** start Data excerpts **

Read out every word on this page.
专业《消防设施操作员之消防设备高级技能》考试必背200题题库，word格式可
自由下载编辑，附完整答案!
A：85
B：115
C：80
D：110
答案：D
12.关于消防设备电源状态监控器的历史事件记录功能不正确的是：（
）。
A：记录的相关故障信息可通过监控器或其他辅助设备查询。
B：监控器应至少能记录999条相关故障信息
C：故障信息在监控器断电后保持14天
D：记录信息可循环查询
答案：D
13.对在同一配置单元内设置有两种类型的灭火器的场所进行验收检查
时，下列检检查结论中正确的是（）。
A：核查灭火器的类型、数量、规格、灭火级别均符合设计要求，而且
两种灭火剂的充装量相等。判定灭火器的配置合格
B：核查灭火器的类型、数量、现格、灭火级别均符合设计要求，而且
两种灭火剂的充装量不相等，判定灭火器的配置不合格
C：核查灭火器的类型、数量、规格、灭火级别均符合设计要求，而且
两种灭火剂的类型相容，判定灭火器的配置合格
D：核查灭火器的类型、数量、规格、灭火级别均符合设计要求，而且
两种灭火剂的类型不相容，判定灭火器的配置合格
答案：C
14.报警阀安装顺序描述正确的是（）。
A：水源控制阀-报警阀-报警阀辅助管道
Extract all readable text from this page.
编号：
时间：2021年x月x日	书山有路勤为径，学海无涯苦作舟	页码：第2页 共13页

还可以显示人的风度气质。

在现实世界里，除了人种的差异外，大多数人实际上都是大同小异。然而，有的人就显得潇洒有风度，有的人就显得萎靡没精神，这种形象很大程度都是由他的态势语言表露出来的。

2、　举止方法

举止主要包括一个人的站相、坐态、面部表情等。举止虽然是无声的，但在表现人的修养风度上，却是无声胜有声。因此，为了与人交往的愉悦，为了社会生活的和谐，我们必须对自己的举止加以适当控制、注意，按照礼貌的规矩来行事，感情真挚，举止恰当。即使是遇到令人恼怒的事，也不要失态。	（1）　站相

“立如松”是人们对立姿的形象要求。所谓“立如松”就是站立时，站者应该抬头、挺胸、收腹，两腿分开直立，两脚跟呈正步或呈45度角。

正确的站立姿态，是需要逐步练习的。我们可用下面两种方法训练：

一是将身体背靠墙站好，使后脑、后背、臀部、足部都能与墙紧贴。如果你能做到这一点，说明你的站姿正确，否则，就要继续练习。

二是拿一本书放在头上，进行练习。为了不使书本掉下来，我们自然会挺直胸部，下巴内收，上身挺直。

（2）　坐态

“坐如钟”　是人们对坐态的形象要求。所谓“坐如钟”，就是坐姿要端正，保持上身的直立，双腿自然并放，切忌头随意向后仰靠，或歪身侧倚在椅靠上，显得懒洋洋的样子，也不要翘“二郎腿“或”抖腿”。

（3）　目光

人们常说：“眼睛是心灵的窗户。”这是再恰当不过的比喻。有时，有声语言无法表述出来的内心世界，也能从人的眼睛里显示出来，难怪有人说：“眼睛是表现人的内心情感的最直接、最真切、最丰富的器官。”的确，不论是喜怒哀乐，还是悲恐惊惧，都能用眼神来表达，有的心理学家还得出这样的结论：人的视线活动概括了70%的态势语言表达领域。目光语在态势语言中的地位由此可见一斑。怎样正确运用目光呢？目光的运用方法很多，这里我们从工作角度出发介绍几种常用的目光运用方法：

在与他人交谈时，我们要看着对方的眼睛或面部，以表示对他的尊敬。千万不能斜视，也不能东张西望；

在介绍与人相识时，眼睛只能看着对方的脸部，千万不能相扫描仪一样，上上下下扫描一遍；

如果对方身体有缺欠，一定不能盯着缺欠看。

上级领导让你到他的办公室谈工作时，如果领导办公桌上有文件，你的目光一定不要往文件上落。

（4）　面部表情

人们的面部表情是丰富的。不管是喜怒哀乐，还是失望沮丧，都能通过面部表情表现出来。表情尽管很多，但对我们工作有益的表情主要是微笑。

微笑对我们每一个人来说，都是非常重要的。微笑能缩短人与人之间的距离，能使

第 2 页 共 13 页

** end Data excerpts **

### Goal
Write the complete data out, exactly as above.

### Correct result
Read out every word on this page.
专业《消防设施操作员之消防设备高级技能》考试必背200题题库，word格式可
自由下载编辑，附完整答案!
A：85
B：115
C：80
D：110
答案：D
12.关于消防设备电源状态监控器的历史事件记录功能不正确的是：（
）。
A：记录的相关故障信息可通过监控器或其他辅助设备查询。
B：监控器应至少能记录999条相关故障信息
C：故障信息在监控器断电后保持14天
D：记录信息可循环查询
答案：D
13.对在同一配置单元内设置有两种类型的灭火器的场所进行验收检查
时，下列检检查结论中正确的是（）。
A：核查灭火器的类型、数量、规格、灭火级别均符合设计要求，而且
两种灭火剂的充装量相等。判定灭火器的配置合格
B：核查灭火器的类型、数量、现格、灭火级别均符合设计要求，而且
两种灭火剂的充装量不相等，判定灭火器的配置不合格
C：核查灭火器的类型、数量、规格、灭火级别均符合设计要求，而且
两种灭火剂的类型相容，判定灭火器的配置合格
D：核查灭火器的类型、数量、规格、灭火级别均符合设计要求，而且
两种灭火剂的类型不相容，判定灭火器的配置合格
答案：C
14.报警阀安装顺序描述正确的是（）。
A：水源控制阀-报警阀-报警阀辅助管道
Extract all readable text from this page.
编号：
时间：2021年x月x日	书山有路勤为径，学海无涯苦作舟	页码：第2页 共13页

还可以显示人的风度气质。

在现实世界里，除了人种的差异外，大多数人实际上都是大同小异。然而，有的人就显得潇洒有风度，有的人就显得萎靡没精神，这种形象很大程度都是由他的态势语言表露出来的。

2、　举止方法

举止主要包括一个人的站相、坐态、面部表情等。举止虽然是无声的，但在表现人的修养风度上，却是无声胜有声。因此，为了与人交往的愉悦，为了社会生活的和谐，我们必须对自己的举止加以适当控制、注意，按照礼貌的规矩来行事，感情真挚，举止恰当。即使是遇到令人恼怒的事，也不要失态。	（1）　站相

“立如松”是人们对立姿的形象要求。所谓“立如松”就是站立时，站者应该抬头、挺胸、收腹，两腿分开直立，两脚跟呈正步或呈45度角。

正确的站立姿态，是需要逐步练习的。我们可用下面两种方法训练：

一是将身体背靠墙站好，使后脑、后背、臀部、足部都能与墙紧贴。如果你能做到这一点，说明你的站姿正确，否则，就要继续练习。

二是拿一本书放在头上，进行练习。为了不使书本掉下来，我们自然会挺直胸部，下巴内收，上身挺直。

（2）　坐态

“坐如钟”　是人们对坐态的形象要求。所谓“坐如钟”，就是坐姿要端正，保持上身的直立，双腿自然并放，切忌头随意向后仰靠，或歪身侧倚在椅靠上，显得懒洋洋的样子，也不要翘“二郎腿“或”抖腿”。

（3）　目光

人们常说：“眼睛是心灵的窗户。”这是再恰当不过的比喻。有时，有声语言无法表述出来的内心世界，也能从人的眼睛里显示出来，难怪有人说：“眼睛是表现人的内心情感的最直接、最真切、最丰富的器官。”的确，不论是喜怒哀乐，还是悲恐惊惧，都能用眼神来表达，有的心理学家还得出这样的结论：人的视线活动概括了70%的态势语言表达领域。目光语在态势语言中的地位由此可见一斑。怎样正确运用目光呢？目光的运用方法很多，这里我们从工作角度出发介绍几种常用的目光运用方法：

在与他人交谈时，我们要看着对方的眼睛或面部，以表示对他的尊敬。千万不能斜视，也不能东张西望；

在介绍与人相识时，眼睛只能看着对方的脸部，千万不能相扫描仪一样，上上下下扫描一遍；

如果对方身体有缺欠，一定不能盯着缺欠看。

上级领导让你到他的办公室谈工作时，如果领导办公桌上有文件，你的目光一定不要往文件上落。

（4）　面部表情

人们的面部表情是丰富的。不管是喜怒哀乐，还是失望沮丧，都能通过面部表情表现出来。表情尽管很多，但对我们工作有益的表情主要是微笑。

微笑对我们每一个人来说，都是非常重要的。微笑能缩短人与人之间的距离，能使

第 2 页 共 13 页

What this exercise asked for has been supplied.